● **DIRECTIONS**:
Word for word, set down the records and skip each picture.

Data records
——
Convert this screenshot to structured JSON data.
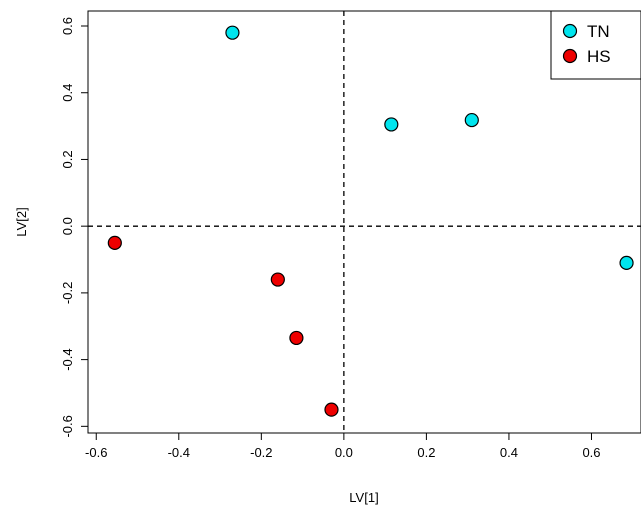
{
  "chart_data": {
    "type": "scatter",
    "xlabel": "LV[1]",
    "ylabel": "LV[2]",
    "xlim": [
      -0.62,
      0.72
    ],
    "ylim": [
      -0.62,
      0.645
    ],
    "x_ticks": [
      "-0.6",
      "-0.4",
      "-0.2",
      "0.0",
      "0.2",
      "0.4",
      "0.6"
    ],
    "y_ticks": [
      "-0.6",
      "-0.4",
      "-0.2",
      "0.0",
      "0.2",
      "0.4",
      "0.6"
    ],
    "reference_lines": {
      "x": 0,
      "y": 0
    },
    "legend_position": "top-right",
    "series": [
      {
        "name": "TN",
        "color": "#00E5EE",
        "points": [
          {
            "x": -0.27,
            "y": 0.58
          },
          {
            "x": 0.115,
            "y": 0.305
          },
          {
            "x": 0.31,
            "y": 0.318
          },
          {
            "x": 0.685,
            "y": -0.11
          }
        ]
      },
      {
        "name": "HS",
        "color": "#EE0000",
        "points": [
          {
            "x": -0.555,
            "y": -0.05
          },
          {
            "x": -0.16,
            "y": -0.16
          },
          {
            "x": -0.115,
            "y": -0.335
          },
          {
            "x": -0.03,
            "y": -0.55
          }
        ]
      }
    ]
  }
}
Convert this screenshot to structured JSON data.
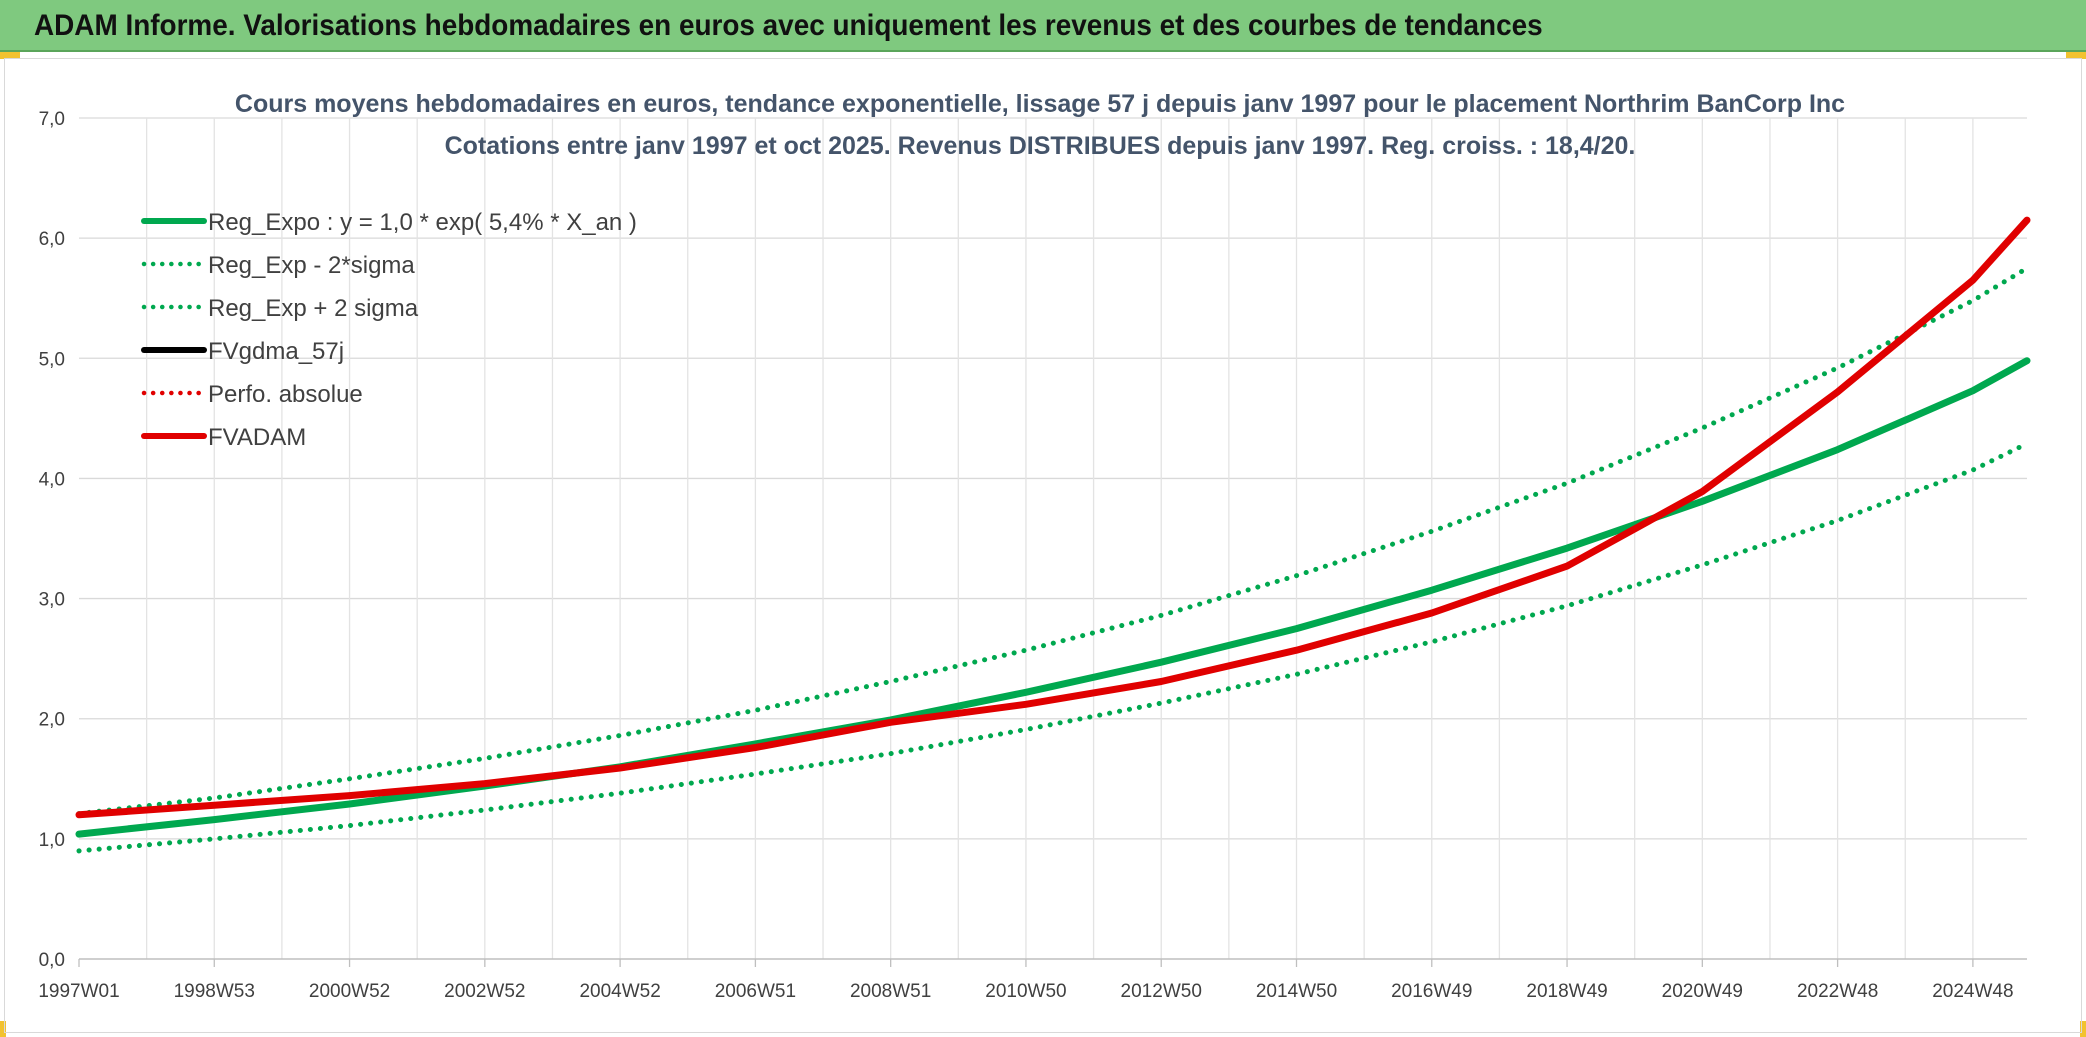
{
  "header": {
    "title": "ADAM Informe. Valorisations hebdomadaires en euros avec uniquement les revenus et des courbes de tendances"
  },
  "chart_data": {
    "type": "line",
    "title": "Cours moyens hebdomadaires en euros, tendance exponentielle, lissage 57 j depuis janv 1997 pour le placement Northrim BanCorp Inc",
    "subtitle": "Cotations entre janv 1997 et oct 2025. Revenus DISTRIBUES depuis janv 1997. Reg. croiss. : 18,4/20.",
    "xlabel": "",
    "ylabel": "",
    "x_range": [
      1997.0,
      2025.8
    ],
    "ylim": [
      0,
      7
    ],
    "y_ticks": [
      "0,0",
      "1,0",
      "2,0",
      "3,0",
      "4,0",
      "5,0",
      "6,0",
      "7,0"
    ],
    "x_tick_labels": [
      "1997W01",
      "1998W53",
      "2000W52",
      "2002W52",
      "2004W52",
      "2006W51",
      "2008W51",
      "2010W50",
      "2012W50",
      "2014W50",
      "2016W49",
      "2018W49",
      "2020W49",
      "2022W48",
      "2024W48"
    ],
    "x_tick_years": [
      1997,
      1999,
      2001,
      2003,
      2005,
      2007,
      2009,
      2011,
      2013,
      2015,
      2017,
      2019,
      2021,
      2023,
      2025
    ],
    "grid": true,
    "legend_position": "top-left",
    "series": [
      {
        "name": "Reg_Expo : y = 1,0 * exp( 5,4% *  X_an )",
        "color": "#00a84f",
        "style": "solid",
        "x": [
          1997,
          1999,
          2001,
          2003,
          2005,
          2007,
          2009,
          2011,
          2013,
          2015,
          2017,
          2019,
          2021,
          2023,
          2025,
          2025.8
        ],
        "values": [
          1.04,
          1.16,
          1.29,
          1.44,
          1.6,
          1.79,
          1.99,
          2.22,
          2.47,
          2.75,
          3.07,
          3.42,
          3.81,
          4.24,
          4.73,
          4.98
        ]
      },
      {
        "name": "Reg_Exp - 2*sigma",
        "color": "#00a84f",
        "style": "dotted",
        "x": [
          1997,
          1999,
          2001,
          2003,
          2005,
          2007,
          2009,
          2011,
          2013,
          2015,
          2017,
          2019,
          2021,
          2023,
          2025,
          2025.8
        ],
        "values": [
          0.9,
          1.0,
          1.11,
          1.24,
          1.38,
          1.54,
          1.71,
          1.91,
          2.13,
          2.37,
          2.64,
          2.94,
          3.28,
          3.65,
          4.07,
          4.29
        ]
      },
      {
        "name": "Reg_Exp + 2 sigma",
        "color": "#00a84f",
        "style": "dotted",
        "x": [
          1997,
          1999,
          2001,
          2003,
          2005,
          2007,
          2009,
          2011,
          2013,
          2015,
          2017,
          2019,
          2021,
          2023,
          2025,
          2025.8
        ],
        "values": [
          1.21,
          1.34,
          1.5,
          1.67,
          1.86,
          2.07,
          2.31,
          2.57,
          2.86,
          3.19,
          3.56,
          3.96,
          4.42,
          4.92,
          5.48,
          5.75
        ]
      },
      {
        "name": "FVgdma_57j",
        "color": "#000000",
        "style": "solid",
        "x": [
          1997,
          1999,
          2001,
          2003,
          2005,
          2007,
          2009,
          2011,
          2013,
          2015,
          2017,
          2019,
          2021,
          2023,
          2025,
          2025.8
        ],
        "values": [
          1.2,
          1.28,
          1.36,
          1.46,
          1.59,
          1.76,
          1.97,
          2.12,
          2.31,
          2.57,
          2.88,
          3.27,
          3.89,
          4.72,
          5.65,
          6.15
        ]
      },
      {
        "name": "Perfo. absolue",
        "color": "#e00000",
        "style": "dotted",
        "x": [
          1997,
          1999,
          2001,
          2003,
          2005,
          2007,
          2009,
          2011,
          2013,
          2015,
          2017,
          2019,
          2021,
          2023,
          2025,
          2025.8
        ],
        "values": [
          1.2,
          1.28,
          1.36,
          1.46,
          1.59,
          1.76,
          1.97,
          2.12,
          2.31,
          2.57,
          2.88,
          3.27,
          3.89,
          4.72,
          5.65,
          6.15
        ]
      },
      {
        "name": "FVADAM",
        "color": "#e00000",
        "style": "solid",
        "x": [
          1997,
          1999,
          2001,
          2003,
          2005,
          2007,
          2009,
          2011,
          2013,
          2015,
          2017,
          2019,
          2021,
          2023,
          2025,
          2025.8
        ],
        "values": [
          1.2,
          1.28,
          1.36,
          1.46,
          1.59,
          1.76,
          1.97,
          2.12,
          2.31,
          2.57,
          2.88,
          3.27,
          3.89,
          4.72,
          5.65,
          6.15
        ]
      }
    ]
  }
}
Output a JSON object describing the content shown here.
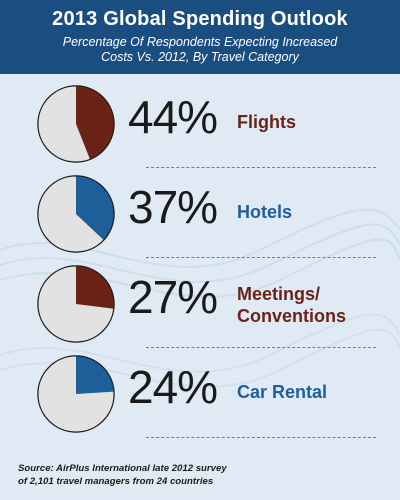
{
  "header": {
    "title": "2013 Global Spending Outlook",
    "subtitle_line1": "Percentage Of Respondents Expecting Increased",
    "subtitle_line2": "Costs Vs. 2012, By Travel Category"
  },
  "chart_data": {
    "type": "pie",
    "title": "2013 Global Spending Outlook",
    "subtitle": "Percentage Of Respondents Expecting Increased Costs Vs. 2012, By Travel Category",
    "remainder_color": "#e2e2e2",
    "items": [
      {
        "category": "Flights",
        "category_lines": [
          "Flights"
        ],
        "value": 44,
        "label": "44%",
        "color": "#6b2318"
      },
      {
        "category": "Hotels",
        "category_lines": [
          "Hotels"
        ],
        "value": 37,
        "label": "37%",
        "color": "#1e5f9a"
      },
      {
        "category": "Meetings/ Conventions",
        "category_lines": [
          "Meetings/",
          "Conventions"
        ],
        "value": 27,
        "label": "27%",
        "color": "#6b2318"
      },
      {
        "category": "Car Rental",
        "category_lines": [
          "Car Rental"
        ],
        "value": 24,
        "label": "24%",
        "color": "#1e5f9a"
      }
    ]
  },
  "footer": {
    "source_line1": "Source: AirPlus International late 2012 survey",
    "source_line2": "of 2,101 travel managers from 24 countries"
  }
}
——
● **RESULT FOR THIS TASK**:
Convert this screenshot to structured JSON data.
{
  "chart_data": {
    "type": "scatter",
    "xlabel": "LV[1]",
    "ylabel": "LV[2]",
    "xlim": [
      -0.62,
      0.72
    ],
    "ylim": [
      -0.62,
      0.645
    ],
    "x_ticks": [
      "-0.6",
      "-0.4",
      "-0.2",
      "0.0",
      "0.2",
      "0.4",
      "0.6"
    ],
    "y_ticks": [
      "-0.6",
      "-0.4",
      "-0.2",
      "0.0",
      "0.2",
      "0.4",
      "0.6"
    ],
    "reference_lines": {
      "x": 0,
      "y": 0
    },
    "legend_position": "top-right",
    "series": [
      {
        "name": "TN",
        "color": "#00E5EE",
        "points": [
          {
            "x": -0.27,
            "y": 0.58
          },
          {
            "x": 0.115,
            "y": 0.305
          },
          {
            "x": 0.31,
            "y": 0.318
          },
          {
            "x": 0.685,
            "y": -0.11
          }
        ]
      },
      {
        "name": "HS",
        "color": "#EE0000",
        "points": [
          {
            "x": -0.555,
            "y": -0.05
          },
          {
            "x": -0.16,
            "y": -0.16
          },
          {
            "x": -0.115,
            "y": -0.335
          },
          {
            "x": -0.03,
            "y": -0.55
          }
        ]
      }
    ]
  }
}
Convert this screenshot to structured JSON data.
{
  "header": {
    "title": "ADAM Informe. Valorisations hebdomadaires en euros avec uniquement les revenus et des courbes de tendances"
  },
  "chart_data": {
    "type": "line",
    "title": "Cours moyens hebdomadaires en euros, tendance exponentielle, lissage 57 j depuis janv 1997 pour le placement Northrim BanCorp Inc",
    "subtitle": "Cotations entre janv 1997 et oct 2025. Revenus DISTRIBUES depuis janv 1997. Reg. croiss. : 18,4/20.",
    "xlabel": "",
    "ylabel": "",
    "x_range": [
      1997.0,
      2025.8
    ],
    "ylim": [
      0,
      7
    ],
    "y_ticks": [
      "0,0",
      "1,0",
      "2,0",
      "3,0",
      "4,0",
      "5,0",
      "6,0",
      "7,0"
    ],
    "x_tick_labels": [
      "1997W01",
      "1998W53",
      "2000W52",
      "2002W52",
      "2004W52",
      "2006W51",
      "2008W51",
      "2010W50",
      "2012W50",
      "2014W50",
      "2016W49",
      "2018W49",
      "2020W49",
      "2022W48",
      "2024W48"
    ],
    "x_tick_years": [
      1997,
      1999,
      2001,
      2003,
      2005,
      2007,
      2009,
      2011,
      2013,
      2015,
      2017,
      2019,
      2021,
      2023,
      2025
    ],
    "grid": true,
    "legend_position": "top-left",
    "series": [
      {
        "name": "Reg_Expo : y = 1,0 * exp( 5,4% *  X_an )",
        "color": "#00a84f",
        "style": "solid",
        "x": [
          1997,
          1999,
          2001,
          2003,
          2005,
          2007,
          2009,
          2011,
          2013,
          2015,
          2017,
          2019,
          2021,
          2023,
          2025,
          2025.8
        ],
        "values": [
          1.04,
          1.16,
          1.29,
          1.44,
          1.6,
          1.79,
          1.99,
          2.22,
          2.47,
          2.75,
          3.07,
          3.42,
          3.81,
          4.24,
          4.73,
          4.98
        ]
      },
      {
        "name": "Reg_Exp - 2*sigma",
        "color": "#00a84f",
        "style": "dotted",
        "x": [
          1997,
          1999,
          2001,
          2003,
          2005,
          2007,
          2009,
          2011,
          2013,
          2015,
          2017,
          2019,
          2021,
          2023,
          2025,
          2025.8
        ],
        "values": [
          0.9,
          1.0,
          1.11,
          1.24,
          1.38,
          1.54,
          1.71,
          1.91,
          2.13,
          2.37,
          2.64,
          2.94,
          3.28,
          3.65,
          4.07,
          4.29
        ]
      },
      {
        "name": "Reg_Exp + 2 sigma",
        "color": "#00a84f",
        "style": "dotted",
        "x": [
          1997,
          1999,
          2001,
          2003,
          2005,
          2007,
          2009,
          2011,
          2013,
          2015,
          2017,
          2019,
          2021,
          2023,
          2025,
          2025.8
        ],
        "values": [
          1.21,
          1.34,
          1.5,
          1.67,
          1.86,
          2.07,
          2.31,
          2.57,
          2.86,
          3.19,
          3.56,
          3.96,
          4.42,
          4.92,
          5.48,
          5.75
        ]
      },
      {
        "name": "FVgdma_57j",
        "color": "#000000",
        "style": "solid",
        "x": [
          1997,
          1999,
          2001,
          2003,
          2005,
          2007,
          2009,
          2011,
          2013,
          2015,
          2017,
          2019,
          2021,
          2023,
          2025,
          2025.8
        ],
        "values": [
          1.2,
          1.28,
          1.36,
          1.46,
          1.59,
          1.76,
          1.97,
          2.12,
          2.31,
          2.57,
          2.88,
          3.27,
          3.89,
          4.72,
          5.65,
          6.15
        ]
      },
      {
        "name": "Perfo. absolue",
        "color": "#e00000",
        "style": "dotted",
        "x": [
          1997,
          1999,
          2001,
          2003,
          2005,
          2007,
          2009,
          2011,
          2013,
          2015,
          2017,
          2019,
          2021,
          2023,
          2025,
          2025.8
        ],
        "values": [
          1.2,
          1.28,
          1.36,
          1.46,
          1.59,
          1.76,
          1.97,
          2.12,
          2.31,
          2.57,
          2.88,
          3.27,
          3.89,
          4.72,
          5.65,
          6.15
        ]
      },
      {
        "name": "FVADAM",
        "color": "#e00000",
        "style": "solid",
        "x": [
          1997,
          1999,
          2001,
          2003,
          2005,
          2007,
          2009,
          2011,
          2013,
          2015,
          2017,
          2019,
          2021,
          2023,
          2025,
          2025.8
        ],
        "values": [
          1.2,
          1.28,
          1.36,
          1.46,
          1.59,
          1.76,
          1.97,
          2.12,
          2.31,
          2.57,
          2.88,
          3.27,
          3.89,
          4.72,
          5.65,
          6.15
        ]
      }
    ]
  }
}
Output a JSON object describing the content shown here.
{
  "header": {
    "title": "2013 Global Spending Outlook",
    "subtitle_line1": "Percentage Of Respondents Expecting Increased",
    "subtitle_line2": "Costs Vs. 2012, By Travel Category"
  },
  "chart_data": {
    "type": "pie",
    "title": "2013 Global Spending Outlook",
    "subtitle": "Percentage Of Respondents Expecting Increased Costs Vs. 2012, By Travel Category",
    "remainder_color": "#e2e2e2",
    "items": [
      {
        "category": "Flights",
        "category_lines": [
          "Flights"
        ],
        "value": 44,
        "label": "44%",
        "color": "#6b2318"
      },
      {
        "category": "Hotels",
        "category_lines": [
          "Hotels"
        ],
        "value": 37,
        "label": "37%",
        "color": "#1e5f9a"
      },
      {
        "category": "Meetings/ Conventions",
        "category_lines": [
          "Meetings/",
          "Conventions"
        ],
        "value": 27,
        "label": "27%",
        "color": "#6b2318"
      },
      {
        "category": "Car Rental",
        "category_lines": [
          "Car Rental"
        ],
        "value": 24,
        "label": "24%",
        "color": "#1e5f9a"
      }
    ]
  },
  "footer": {
    "source_line1": "Source: AirPlus International late 2012 survey",
    "source_line2": "of 2,101 travel managers from 24 countries"
  }
}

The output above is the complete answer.